### TASK GOAL
In the listing below, count the lines with "diamantina" and report only the figure.

[Some records]
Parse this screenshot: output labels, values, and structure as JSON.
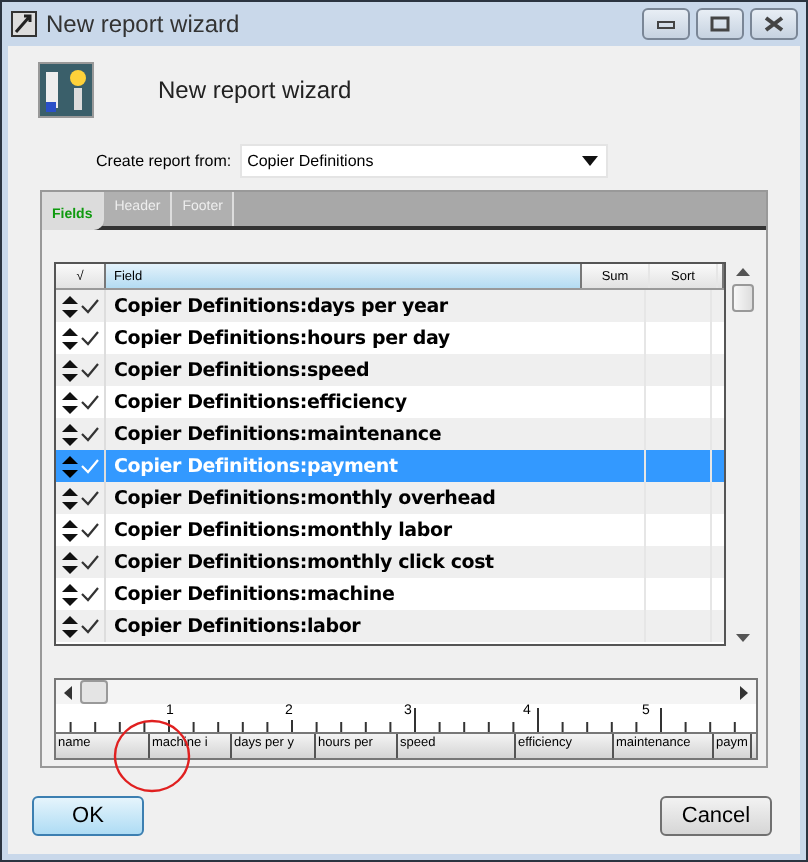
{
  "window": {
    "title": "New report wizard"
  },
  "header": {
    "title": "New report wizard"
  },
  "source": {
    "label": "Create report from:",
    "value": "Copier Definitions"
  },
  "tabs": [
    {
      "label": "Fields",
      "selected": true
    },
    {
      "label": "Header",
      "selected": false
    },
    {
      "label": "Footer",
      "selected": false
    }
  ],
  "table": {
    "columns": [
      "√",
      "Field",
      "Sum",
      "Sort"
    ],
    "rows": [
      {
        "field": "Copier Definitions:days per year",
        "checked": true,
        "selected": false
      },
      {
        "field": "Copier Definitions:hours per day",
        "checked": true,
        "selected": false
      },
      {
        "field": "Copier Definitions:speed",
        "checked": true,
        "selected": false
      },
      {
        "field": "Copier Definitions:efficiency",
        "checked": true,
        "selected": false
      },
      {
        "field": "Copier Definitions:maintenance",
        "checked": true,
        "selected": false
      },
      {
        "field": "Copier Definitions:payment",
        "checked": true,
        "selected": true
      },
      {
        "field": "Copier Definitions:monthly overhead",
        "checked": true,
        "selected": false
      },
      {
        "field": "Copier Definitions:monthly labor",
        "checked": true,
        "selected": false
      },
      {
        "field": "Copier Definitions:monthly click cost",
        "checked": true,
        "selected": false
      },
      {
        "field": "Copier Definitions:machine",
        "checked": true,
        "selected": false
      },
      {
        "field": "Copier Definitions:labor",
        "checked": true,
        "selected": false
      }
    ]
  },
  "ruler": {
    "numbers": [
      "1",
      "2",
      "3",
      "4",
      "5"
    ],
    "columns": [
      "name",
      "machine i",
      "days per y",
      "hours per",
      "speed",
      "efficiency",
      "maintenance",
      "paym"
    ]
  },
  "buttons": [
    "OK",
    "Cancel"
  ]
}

* * *

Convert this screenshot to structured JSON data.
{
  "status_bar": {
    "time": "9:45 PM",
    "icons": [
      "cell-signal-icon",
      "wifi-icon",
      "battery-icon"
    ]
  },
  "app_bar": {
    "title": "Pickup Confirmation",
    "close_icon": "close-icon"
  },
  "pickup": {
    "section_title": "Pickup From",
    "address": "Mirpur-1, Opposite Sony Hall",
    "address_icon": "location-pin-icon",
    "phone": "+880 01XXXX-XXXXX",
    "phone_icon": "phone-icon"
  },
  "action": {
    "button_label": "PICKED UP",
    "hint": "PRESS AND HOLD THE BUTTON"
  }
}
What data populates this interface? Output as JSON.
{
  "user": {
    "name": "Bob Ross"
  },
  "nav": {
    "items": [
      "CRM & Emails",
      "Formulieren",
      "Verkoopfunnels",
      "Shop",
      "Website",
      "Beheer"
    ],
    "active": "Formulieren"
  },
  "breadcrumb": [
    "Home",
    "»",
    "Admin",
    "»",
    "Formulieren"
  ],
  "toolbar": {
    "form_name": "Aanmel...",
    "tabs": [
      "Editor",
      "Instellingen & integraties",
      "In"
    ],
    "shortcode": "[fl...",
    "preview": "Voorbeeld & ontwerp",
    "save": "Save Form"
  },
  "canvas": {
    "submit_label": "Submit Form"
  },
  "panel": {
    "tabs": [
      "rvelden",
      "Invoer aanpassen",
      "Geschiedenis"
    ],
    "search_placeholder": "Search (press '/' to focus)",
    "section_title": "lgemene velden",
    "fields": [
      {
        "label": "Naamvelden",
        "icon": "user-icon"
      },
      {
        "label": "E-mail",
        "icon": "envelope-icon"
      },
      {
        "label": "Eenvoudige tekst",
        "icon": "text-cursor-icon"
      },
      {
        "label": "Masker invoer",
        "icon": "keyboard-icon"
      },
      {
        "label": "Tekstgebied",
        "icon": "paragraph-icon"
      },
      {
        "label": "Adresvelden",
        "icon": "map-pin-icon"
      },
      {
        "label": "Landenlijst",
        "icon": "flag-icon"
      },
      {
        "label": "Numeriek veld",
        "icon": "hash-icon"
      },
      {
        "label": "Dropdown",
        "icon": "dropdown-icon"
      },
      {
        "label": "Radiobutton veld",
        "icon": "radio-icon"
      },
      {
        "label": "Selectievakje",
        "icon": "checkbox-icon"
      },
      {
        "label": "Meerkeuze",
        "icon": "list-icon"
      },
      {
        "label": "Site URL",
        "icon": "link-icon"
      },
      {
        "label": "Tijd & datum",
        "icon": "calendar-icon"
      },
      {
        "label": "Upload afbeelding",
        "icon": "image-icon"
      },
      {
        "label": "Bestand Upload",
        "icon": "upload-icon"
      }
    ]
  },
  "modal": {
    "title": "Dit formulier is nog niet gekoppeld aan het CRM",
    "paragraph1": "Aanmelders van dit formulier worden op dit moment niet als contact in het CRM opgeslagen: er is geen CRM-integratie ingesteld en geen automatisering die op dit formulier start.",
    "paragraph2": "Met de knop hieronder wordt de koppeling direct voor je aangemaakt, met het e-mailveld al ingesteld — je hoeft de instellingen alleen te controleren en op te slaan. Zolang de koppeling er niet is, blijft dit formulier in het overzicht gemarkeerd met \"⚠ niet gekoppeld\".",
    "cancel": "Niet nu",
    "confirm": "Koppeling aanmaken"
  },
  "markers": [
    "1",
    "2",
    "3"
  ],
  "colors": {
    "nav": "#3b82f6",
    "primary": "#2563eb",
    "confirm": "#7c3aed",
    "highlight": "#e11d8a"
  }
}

==

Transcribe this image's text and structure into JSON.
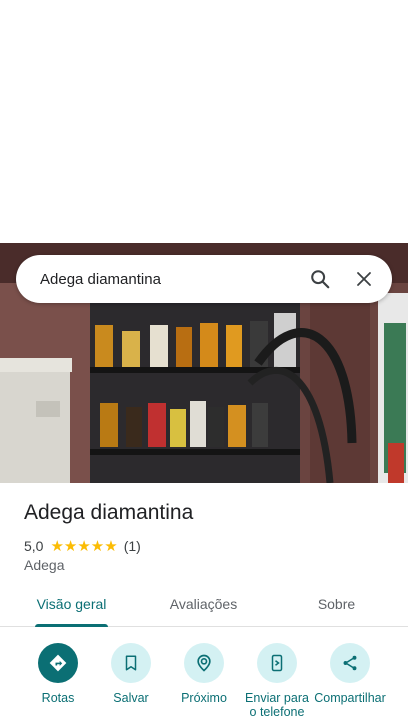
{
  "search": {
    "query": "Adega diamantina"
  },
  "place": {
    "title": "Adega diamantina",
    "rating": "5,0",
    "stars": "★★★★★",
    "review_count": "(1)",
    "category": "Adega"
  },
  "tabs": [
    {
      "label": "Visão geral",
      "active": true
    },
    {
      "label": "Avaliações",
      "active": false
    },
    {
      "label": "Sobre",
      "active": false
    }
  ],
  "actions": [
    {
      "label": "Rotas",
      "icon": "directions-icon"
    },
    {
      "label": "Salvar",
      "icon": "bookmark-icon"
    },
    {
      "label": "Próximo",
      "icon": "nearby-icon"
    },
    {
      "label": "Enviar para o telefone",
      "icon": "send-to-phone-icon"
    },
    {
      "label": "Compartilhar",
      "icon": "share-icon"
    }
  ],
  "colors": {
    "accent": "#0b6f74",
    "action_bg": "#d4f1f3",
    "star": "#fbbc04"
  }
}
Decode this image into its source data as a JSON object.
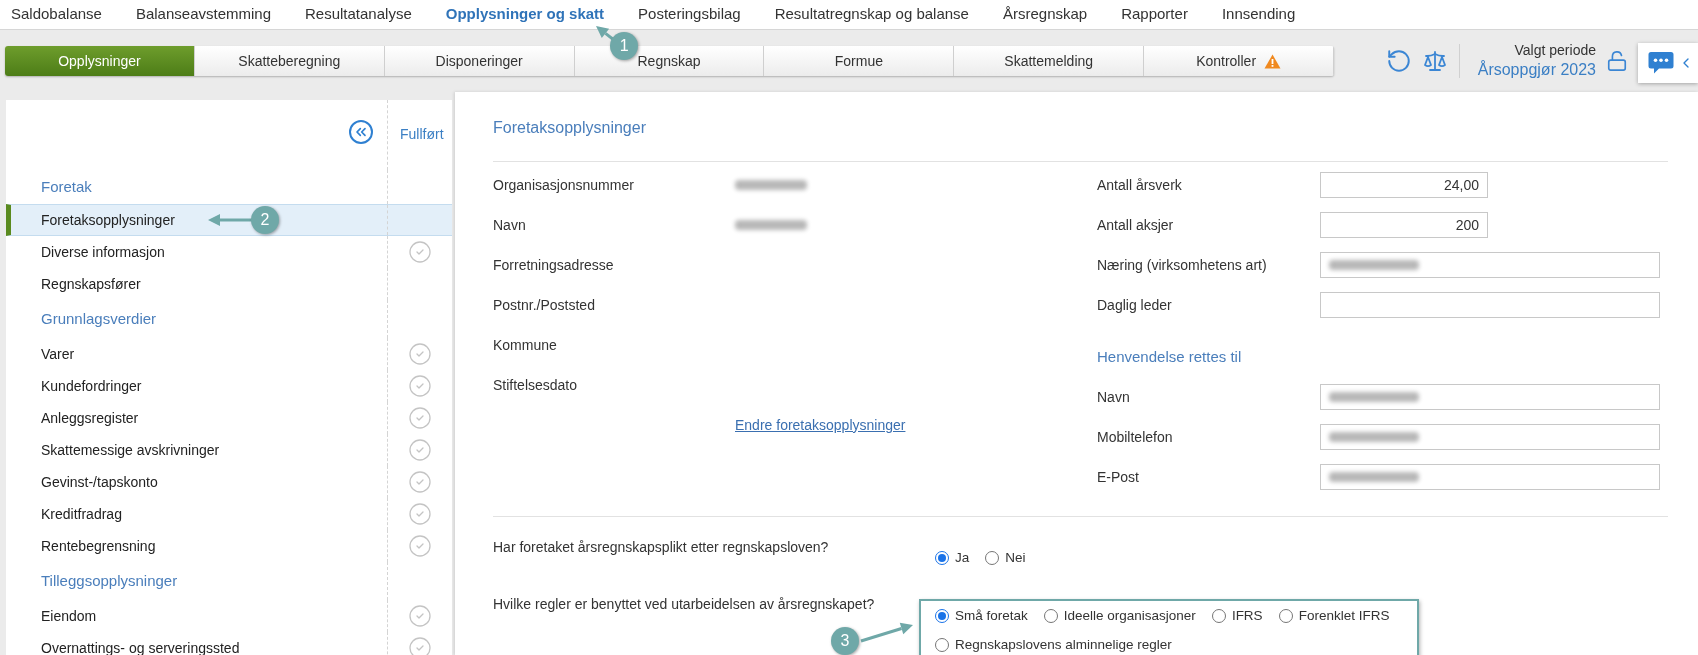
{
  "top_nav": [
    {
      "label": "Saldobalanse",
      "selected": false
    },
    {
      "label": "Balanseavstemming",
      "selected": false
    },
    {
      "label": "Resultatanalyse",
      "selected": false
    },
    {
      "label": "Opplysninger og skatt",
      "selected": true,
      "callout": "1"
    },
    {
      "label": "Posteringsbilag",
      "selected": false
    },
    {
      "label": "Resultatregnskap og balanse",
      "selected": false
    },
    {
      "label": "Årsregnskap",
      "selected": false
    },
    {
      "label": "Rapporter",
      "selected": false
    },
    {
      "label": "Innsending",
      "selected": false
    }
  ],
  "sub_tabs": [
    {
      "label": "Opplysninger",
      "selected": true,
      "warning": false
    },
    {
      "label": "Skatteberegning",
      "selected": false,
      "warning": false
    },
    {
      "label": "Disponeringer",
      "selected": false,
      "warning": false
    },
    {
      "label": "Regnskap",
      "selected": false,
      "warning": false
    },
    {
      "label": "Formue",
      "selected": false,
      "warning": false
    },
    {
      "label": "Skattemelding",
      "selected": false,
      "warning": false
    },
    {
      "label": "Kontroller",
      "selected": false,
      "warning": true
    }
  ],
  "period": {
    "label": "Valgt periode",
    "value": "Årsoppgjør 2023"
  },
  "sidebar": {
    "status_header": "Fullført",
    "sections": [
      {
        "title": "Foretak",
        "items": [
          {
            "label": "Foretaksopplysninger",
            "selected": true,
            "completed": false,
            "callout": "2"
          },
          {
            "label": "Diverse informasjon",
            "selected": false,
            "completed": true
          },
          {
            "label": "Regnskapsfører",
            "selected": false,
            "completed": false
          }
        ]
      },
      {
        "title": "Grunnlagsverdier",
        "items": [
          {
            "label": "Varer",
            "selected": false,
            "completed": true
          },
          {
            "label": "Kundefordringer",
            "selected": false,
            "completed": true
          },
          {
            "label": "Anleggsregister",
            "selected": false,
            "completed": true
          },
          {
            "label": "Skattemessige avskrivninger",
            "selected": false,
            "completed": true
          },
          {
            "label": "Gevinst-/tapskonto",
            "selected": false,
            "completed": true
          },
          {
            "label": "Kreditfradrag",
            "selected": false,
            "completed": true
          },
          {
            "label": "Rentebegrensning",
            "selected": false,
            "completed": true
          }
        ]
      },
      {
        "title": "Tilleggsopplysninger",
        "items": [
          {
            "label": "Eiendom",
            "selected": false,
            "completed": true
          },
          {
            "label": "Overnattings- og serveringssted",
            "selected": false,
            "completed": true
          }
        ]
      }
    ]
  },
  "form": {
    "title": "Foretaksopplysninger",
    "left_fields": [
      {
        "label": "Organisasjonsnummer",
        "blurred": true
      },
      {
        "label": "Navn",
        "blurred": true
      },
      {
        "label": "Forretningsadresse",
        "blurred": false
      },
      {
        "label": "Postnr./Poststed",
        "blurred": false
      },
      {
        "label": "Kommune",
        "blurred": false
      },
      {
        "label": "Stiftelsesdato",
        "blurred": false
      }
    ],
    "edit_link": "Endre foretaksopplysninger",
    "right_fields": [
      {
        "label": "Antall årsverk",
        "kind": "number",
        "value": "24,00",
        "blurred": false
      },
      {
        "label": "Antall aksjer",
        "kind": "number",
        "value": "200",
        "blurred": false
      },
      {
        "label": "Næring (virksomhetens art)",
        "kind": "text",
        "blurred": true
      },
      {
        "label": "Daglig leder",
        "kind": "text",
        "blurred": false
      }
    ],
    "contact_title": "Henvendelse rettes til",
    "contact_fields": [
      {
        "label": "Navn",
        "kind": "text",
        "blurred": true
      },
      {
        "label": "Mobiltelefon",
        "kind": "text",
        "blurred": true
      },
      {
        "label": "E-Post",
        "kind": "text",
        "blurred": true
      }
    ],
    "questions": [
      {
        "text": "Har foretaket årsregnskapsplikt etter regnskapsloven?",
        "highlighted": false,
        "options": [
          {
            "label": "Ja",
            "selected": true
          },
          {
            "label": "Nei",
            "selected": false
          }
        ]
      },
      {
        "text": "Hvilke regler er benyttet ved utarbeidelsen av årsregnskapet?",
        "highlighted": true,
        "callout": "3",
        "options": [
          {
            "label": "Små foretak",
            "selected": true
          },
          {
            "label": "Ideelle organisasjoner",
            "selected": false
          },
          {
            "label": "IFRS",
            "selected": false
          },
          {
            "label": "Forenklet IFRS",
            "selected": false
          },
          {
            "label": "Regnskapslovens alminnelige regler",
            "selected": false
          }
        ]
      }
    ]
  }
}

### FULL RESPONSE
2